Select the lines of the records containing the word "Output" and list them.

*-*-*

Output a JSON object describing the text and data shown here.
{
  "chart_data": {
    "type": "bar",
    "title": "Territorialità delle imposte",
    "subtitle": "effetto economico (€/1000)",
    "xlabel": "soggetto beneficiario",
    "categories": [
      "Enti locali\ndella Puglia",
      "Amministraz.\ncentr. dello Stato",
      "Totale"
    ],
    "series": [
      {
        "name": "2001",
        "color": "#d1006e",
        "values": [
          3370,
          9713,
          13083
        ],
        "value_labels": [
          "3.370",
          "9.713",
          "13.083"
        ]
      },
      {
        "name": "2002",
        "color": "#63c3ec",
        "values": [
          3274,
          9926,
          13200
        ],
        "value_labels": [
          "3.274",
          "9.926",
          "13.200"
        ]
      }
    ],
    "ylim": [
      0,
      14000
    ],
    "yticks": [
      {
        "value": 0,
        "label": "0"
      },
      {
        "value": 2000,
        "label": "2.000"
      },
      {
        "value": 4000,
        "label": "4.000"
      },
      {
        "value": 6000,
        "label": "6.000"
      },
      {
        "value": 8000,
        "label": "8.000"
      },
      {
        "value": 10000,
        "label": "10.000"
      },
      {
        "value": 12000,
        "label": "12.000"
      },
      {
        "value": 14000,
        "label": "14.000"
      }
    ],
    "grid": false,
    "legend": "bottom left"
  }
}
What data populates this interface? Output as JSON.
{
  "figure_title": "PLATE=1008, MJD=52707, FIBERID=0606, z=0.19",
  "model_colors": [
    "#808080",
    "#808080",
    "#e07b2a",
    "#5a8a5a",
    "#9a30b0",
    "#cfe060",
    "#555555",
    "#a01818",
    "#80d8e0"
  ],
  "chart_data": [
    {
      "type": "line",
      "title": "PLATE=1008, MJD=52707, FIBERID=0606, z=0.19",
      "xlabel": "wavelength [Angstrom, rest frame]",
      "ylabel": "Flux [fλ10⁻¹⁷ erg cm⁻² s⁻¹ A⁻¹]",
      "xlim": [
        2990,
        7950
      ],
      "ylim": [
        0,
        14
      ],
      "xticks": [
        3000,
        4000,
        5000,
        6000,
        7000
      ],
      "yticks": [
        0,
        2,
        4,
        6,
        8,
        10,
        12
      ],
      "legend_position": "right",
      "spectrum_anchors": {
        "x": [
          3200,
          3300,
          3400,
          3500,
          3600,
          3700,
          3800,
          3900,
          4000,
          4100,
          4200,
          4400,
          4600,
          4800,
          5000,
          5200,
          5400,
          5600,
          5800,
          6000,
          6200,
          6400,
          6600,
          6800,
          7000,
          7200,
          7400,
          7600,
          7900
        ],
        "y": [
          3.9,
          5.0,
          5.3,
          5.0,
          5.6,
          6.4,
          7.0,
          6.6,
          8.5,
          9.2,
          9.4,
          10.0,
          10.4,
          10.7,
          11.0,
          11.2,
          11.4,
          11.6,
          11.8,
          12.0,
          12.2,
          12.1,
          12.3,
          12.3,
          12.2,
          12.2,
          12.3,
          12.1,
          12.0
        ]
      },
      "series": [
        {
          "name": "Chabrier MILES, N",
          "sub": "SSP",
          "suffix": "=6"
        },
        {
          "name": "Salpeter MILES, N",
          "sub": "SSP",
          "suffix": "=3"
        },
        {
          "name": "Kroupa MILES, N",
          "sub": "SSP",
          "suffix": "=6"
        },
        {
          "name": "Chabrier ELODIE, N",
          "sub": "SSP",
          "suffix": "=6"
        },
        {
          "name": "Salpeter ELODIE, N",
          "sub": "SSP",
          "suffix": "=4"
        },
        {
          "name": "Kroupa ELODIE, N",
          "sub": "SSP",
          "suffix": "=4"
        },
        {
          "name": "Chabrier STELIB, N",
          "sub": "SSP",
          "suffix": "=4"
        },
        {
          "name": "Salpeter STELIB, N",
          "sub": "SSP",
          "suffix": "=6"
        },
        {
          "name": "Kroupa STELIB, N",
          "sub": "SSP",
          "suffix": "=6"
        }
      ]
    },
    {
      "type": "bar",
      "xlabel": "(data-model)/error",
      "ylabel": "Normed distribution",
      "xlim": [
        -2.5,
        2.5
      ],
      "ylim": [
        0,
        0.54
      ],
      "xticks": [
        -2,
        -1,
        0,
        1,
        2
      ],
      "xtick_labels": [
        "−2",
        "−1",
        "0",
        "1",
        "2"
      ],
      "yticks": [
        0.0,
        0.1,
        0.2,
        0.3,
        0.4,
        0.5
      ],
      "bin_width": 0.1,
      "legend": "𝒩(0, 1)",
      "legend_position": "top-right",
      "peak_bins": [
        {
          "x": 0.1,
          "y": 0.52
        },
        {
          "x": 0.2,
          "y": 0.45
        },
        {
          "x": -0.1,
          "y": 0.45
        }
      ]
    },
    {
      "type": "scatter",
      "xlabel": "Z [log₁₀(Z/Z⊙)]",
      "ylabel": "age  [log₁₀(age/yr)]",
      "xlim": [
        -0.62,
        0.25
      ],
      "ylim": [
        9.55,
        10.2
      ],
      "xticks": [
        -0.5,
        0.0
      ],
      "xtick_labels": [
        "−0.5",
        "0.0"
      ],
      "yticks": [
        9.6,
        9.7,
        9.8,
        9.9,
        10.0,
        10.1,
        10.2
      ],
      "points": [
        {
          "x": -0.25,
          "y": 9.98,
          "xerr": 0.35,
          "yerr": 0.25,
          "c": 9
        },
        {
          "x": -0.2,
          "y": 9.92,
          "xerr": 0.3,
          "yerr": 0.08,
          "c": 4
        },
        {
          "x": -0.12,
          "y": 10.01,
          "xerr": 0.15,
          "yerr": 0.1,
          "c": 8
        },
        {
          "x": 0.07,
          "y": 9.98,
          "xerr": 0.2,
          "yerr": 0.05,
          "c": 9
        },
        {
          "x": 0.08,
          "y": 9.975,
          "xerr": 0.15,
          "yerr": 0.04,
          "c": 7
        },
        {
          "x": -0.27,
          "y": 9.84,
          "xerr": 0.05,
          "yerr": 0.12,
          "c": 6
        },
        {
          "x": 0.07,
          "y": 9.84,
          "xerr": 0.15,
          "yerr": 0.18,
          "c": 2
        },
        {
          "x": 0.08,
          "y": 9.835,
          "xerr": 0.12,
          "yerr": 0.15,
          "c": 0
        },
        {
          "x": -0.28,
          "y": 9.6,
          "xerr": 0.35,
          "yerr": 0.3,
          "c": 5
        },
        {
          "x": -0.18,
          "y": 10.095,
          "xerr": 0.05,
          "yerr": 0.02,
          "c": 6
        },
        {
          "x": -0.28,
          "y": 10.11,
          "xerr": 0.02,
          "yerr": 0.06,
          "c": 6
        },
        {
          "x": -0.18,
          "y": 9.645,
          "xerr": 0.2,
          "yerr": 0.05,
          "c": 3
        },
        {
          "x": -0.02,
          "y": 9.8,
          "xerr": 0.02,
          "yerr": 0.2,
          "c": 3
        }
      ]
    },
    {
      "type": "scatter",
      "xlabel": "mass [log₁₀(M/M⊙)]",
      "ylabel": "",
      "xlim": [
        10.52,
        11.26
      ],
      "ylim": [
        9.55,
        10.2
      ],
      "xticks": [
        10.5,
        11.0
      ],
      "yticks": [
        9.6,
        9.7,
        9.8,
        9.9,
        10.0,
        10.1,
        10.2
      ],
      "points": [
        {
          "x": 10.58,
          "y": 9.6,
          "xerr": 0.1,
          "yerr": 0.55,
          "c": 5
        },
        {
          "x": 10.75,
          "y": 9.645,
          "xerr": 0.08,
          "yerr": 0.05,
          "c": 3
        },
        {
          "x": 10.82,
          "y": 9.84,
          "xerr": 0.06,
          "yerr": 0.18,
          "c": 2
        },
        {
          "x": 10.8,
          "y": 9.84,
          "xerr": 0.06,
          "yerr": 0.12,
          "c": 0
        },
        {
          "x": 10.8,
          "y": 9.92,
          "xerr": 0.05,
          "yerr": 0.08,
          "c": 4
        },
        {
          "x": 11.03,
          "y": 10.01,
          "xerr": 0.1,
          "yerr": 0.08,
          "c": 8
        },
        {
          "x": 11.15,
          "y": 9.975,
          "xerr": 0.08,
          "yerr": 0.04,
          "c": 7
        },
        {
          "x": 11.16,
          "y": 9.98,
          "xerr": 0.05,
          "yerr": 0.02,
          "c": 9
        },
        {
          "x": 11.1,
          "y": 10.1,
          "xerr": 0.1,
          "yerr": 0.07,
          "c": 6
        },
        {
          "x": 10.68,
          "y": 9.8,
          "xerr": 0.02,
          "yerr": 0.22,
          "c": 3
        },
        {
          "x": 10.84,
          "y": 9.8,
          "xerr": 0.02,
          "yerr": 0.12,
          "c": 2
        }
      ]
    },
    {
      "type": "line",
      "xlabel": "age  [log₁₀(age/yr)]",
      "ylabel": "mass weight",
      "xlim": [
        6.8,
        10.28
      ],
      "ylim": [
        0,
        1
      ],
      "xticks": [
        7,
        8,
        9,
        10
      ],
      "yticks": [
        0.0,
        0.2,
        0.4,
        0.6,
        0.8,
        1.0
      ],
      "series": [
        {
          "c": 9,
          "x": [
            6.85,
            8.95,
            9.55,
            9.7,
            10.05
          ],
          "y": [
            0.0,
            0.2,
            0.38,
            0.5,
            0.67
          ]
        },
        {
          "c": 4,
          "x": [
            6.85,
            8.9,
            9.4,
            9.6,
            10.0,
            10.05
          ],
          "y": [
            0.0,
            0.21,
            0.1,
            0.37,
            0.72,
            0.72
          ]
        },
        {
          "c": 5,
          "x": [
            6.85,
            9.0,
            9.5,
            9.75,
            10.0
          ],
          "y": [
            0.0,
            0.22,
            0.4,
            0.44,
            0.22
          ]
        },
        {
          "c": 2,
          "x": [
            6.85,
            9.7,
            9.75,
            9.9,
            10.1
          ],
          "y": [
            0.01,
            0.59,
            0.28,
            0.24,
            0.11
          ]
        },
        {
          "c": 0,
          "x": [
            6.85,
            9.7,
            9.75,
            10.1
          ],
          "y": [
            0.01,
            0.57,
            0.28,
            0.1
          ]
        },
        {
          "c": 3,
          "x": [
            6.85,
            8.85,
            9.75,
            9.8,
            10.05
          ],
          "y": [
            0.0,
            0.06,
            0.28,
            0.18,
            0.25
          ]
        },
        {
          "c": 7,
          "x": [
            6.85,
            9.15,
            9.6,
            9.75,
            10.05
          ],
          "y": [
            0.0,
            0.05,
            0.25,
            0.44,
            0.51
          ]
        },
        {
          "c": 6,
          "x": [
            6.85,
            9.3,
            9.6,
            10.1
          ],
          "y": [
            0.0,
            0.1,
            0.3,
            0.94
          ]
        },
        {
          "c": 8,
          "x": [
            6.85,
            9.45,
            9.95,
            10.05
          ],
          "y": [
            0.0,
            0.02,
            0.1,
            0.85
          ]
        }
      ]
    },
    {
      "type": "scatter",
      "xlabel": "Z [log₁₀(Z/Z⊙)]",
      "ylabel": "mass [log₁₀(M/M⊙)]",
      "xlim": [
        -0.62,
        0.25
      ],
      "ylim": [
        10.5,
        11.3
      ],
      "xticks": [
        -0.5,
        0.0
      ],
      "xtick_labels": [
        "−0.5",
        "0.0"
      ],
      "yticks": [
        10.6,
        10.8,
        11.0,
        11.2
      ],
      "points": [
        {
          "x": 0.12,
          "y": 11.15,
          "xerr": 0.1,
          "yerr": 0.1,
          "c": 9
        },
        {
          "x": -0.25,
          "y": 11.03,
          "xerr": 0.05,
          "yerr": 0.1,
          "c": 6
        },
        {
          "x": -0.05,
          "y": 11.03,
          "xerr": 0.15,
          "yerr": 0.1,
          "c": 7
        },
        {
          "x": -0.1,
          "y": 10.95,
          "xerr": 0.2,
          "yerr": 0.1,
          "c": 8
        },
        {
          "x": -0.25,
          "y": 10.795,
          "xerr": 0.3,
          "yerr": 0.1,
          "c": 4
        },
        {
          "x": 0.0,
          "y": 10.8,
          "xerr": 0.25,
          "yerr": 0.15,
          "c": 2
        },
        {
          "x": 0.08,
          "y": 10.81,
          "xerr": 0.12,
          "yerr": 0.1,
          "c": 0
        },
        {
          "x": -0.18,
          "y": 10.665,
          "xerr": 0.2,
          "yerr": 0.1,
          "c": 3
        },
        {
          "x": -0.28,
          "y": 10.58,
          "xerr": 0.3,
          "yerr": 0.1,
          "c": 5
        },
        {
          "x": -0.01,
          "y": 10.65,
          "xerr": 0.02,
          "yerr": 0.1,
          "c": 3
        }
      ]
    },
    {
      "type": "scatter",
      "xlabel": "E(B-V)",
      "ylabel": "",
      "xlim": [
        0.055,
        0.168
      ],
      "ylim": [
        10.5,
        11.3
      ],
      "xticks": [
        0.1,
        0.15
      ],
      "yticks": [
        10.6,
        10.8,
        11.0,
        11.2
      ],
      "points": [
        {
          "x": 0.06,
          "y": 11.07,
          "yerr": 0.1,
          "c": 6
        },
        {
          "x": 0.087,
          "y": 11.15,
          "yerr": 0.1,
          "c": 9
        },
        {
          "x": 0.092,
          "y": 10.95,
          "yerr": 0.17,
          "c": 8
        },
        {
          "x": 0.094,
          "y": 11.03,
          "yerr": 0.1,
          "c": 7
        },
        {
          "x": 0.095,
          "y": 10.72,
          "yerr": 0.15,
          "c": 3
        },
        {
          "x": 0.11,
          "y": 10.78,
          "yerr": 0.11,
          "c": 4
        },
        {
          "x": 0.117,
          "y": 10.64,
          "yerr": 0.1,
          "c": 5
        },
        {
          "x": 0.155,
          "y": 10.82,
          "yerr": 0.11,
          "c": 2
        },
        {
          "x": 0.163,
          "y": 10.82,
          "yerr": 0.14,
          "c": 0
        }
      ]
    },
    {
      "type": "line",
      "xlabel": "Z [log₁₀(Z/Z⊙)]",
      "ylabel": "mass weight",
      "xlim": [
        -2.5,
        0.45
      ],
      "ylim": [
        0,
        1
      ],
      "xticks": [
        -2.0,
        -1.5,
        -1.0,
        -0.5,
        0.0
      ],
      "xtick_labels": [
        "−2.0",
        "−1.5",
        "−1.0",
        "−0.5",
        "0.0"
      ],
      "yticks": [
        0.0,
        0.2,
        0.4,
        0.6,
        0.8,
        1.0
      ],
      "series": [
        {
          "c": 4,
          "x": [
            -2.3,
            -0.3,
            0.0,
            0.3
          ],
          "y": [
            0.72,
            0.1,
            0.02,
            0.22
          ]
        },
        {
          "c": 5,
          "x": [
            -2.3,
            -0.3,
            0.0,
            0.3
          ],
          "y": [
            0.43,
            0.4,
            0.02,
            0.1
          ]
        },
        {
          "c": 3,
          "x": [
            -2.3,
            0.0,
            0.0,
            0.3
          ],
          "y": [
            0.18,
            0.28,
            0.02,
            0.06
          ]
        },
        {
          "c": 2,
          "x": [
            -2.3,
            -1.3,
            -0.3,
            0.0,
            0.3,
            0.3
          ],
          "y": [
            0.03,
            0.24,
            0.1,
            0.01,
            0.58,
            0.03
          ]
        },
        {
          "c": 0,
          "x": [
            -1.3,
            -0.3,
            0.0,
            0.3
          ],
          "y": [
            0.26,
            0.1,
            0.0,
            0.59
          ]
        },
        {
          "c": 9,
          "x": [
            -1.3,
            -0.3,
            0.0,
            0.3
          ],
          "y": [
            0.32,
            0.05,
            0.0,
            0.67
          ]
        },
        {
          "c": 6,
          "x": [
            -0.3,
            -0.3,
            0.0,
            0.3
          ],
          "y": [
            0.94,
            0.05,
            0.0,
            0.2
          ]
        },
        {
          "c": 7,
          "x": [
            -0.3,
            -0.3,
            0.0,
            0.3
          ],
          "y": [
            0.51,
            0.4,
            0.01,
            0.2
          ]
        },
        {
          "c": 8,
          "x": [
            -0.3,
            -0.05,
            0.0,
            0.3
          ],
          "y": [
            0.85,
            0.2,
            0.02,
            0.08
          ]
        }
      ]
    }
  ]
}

*-*-*

(Solution):
Output a JSON object describing the text and data shown here.
What data populates this interface? Output as JSON.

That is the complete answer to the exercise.